- Written request
Reproduce the material in full, unchanged.

- Records provided

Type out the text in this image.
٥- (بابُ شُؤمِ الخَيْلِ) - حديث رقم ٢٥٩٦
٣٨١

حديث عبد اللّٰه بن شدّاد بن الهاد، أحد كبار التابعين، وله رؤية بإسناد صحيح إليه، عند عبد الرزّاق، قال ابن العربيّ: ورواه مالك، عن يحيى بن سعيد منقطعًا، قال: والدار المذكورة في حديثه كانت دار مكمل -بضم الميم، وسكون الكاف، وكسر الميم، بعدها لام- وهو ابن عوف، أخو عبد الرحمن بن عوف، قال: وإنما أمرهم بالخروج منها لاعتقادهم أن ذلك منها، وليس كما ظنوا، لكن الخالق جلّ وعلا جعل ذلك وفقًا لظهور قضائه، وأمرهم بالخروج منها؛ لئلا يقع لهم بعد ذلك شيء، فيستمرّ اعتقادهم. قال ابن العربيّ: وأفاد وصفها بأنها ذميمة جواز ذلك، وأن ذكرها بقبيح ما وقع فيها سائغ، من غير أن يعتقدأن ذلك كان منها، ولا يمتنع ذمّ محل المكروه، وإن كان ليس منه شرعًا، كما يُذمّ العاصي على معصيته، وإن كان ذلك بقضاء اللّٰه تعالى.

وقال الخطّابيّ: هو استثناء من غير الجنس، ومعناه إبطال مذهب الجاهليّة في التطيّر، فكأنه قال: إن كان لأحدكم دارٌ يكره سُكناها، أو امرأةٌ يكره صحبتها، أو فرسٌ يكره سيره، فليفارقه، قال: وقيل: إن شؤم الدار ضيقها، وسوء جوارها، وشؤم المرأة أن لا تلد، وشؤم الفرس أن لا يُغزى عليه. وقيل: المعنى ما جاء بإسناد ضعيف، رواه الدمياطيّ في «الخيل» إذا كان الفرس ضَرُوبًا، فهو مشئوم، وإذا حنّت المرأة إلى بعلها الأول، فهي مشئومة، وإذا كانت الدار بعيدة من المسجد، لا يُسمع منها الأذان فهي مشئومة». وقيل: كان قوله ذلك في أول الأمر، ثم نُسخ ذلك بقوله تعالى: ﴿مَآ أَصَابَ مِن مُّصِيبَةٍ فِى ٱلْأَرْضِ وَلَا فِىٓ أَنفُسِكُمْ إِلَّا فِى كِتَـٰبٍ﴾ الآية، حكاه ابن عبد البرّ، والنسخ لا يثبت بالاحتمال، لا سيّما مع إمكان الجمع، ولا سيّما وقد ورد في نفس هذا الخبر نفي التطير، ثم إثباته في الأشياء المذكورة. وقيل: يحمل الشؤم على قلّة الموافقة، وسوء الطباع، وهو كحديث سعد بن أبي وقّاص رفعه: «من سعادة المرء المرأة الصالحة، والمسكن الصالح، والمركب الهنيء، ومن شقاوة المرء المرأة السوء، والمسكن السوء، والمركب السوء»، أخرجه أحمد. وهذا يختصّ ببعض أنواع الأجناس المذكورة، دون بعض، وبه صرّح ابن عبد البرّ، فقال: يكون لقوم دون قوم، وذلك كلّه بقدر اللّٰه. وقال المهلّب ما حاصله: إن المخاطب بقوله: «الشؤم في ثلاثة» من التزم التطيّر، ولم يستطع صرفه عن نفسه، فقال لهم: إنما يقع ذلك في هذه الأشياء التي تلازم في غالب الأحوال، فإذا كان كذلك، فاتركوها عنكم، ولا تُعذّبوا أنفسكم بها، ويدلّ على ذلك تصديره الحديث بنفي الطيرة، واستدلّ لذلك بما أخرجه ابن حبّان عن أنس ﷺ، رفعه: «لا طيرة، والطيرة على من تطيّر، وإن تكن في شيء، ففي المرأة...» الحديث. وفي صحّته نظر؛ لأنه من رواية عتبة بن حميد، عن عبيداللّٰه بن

- In response
Type out the text in this image.
٥- (بابُ شُؤمِ الخَيْلِ) - حديث رقم ٢٥٩٦
٣٨١

حديث عبد اللّٰه بن شدّاد بن الهاد، أحد كبار التابعين، وله رؤية بإسناد صحيح إليه، عند عبد الرزّاق، قال ابن العربيّ: ورواه مالك، عن يحيى بن سعيد منقطعًا، قال: والدار المذكورة في حديثه كانت دار مكمل -بضم الميم، وسكون الكاف، وكسر الميم، بعدها لام- وهو ابن عوف، أخو عبد الرحمن بن عوف، قال: وإنما أمرهم بالخروج منها لاعتقادهم أن ذلك منها، وليس كما ظنوا، لكن الخالق جلّ وعلا جعل ذلك وفقًا لظهور قضائه، وأمرهم بالخروج منها؛ لئلا يقع لهم بعد ذلك شيء، فيستمرّ اعتقادهم. قال ابن العربيّ: وأفاد وصفها بأنها ذميمة جواز ذلك، وأن ذكرها بقبيح ما وقع فيها سائغ، من غير أن يعتقدأن ذلك كان منها، ولا يمتنع ذمّ محل المكروه، وإن كان ليس منه شرعًا، كما يُذمّ العاصي على معصيته، وإن كان ذلك بقضاء اللّٰه تعالى.

وقال الخطّابيّ: هو استثناء من غير الجنس، ومعناه إبطال مذهب الجاهليّة في التطيّر، فكأنه قال: إن كان لأحدكم دارٌ يكره سُكناها، أو امرأةٌ يكره صحبتها، أو فرسٌ يكره سيره، فليفارقه، قال: وقيل: إن شؤم الدار ضيقها، وسوء جوارها، وشؤم المرأة أن لا تلد، وشؤم الفرس أن لا يُغزى عليه. وقيل: المعنى ما جاء بإسناد ضعيف، رواه الدمياطيّ في «الخيل» إذا كان الفرس ضَرُوبًا، فهو مشئوم، وإذا حنّت المرأة إلى بعلها الأول، فهي مشئومة، وإذا كانت الدار بعيدة من المسجد، لا يُسمع منها الأذان فهي مشئومة». وقيل: كان قوله ذلك في أول الأمر، ثم نُسخ ذلك بقوله تعالى: ﴿مَآ أَصَابَ مِن مُّصِيبَةٍ فِى ٱلْأَرْضِ وَلَا فِىٓ أَنفُسِكُمْ إِلَّا فِى كِتَـٰبٍ﴾ الآية، حكاه ابن عبد البرّ، والنسخ لا يثبت بالاحتمال، لا سيّما مع إمكان الجمع، ولا سيّما وقد ورد في نفس هذا الخبر نفي التطير، ثم إثباته في الأشياء المذكورة. وقيل: يحمل الشؤم على قلّة الموافقة، وسوء الطباع، وهو كحديث سعد بن أبي وقّاص رفعه: «من سعادة المرء المرأة الصالحة، والمسكن الصالح، والمركب الهنيء، ومن شقاوة المرء المرأة السوء، والمسكن السوء، والمركب السوء»، أخرجه أحمد. وهذا يختصّ ببعض أنواع الأجناس المذكورة، دون بعض، وبه صرّح ابن عبد البرّ، فقال: يكون لقوم دون قوم، وذلك كلّه بقدر اللّٰه. وقال المهلّب ما حاصله: إن المخاطب بقوله: «الشؤم في ثلاثة» من التزم التطيّر، ولم يستطع صرفه عن نفسه، فقال لهم: إنما يقع ذلك في هذه الأشياء التي تلازم في غالب الأحوال، فإذا كان كذلك، فاتركوها عنكم، ولا تُعذّبوا أنفسكم بها، ويدلّ على ذلك تصديره الحديث بنفي الطيرة، واستدلّ لذلك بما أخرجه ابن حبّان عن أنس ﷺ، رفعه: «لا طيرة، والطيرة على من تطيّر، وإن تكن في شيء، ففي المرأة...» الحديث. وفي صحّته نظر؛ لأنه من رواية عتبة بن حميد، عن عبيداللّٰه بن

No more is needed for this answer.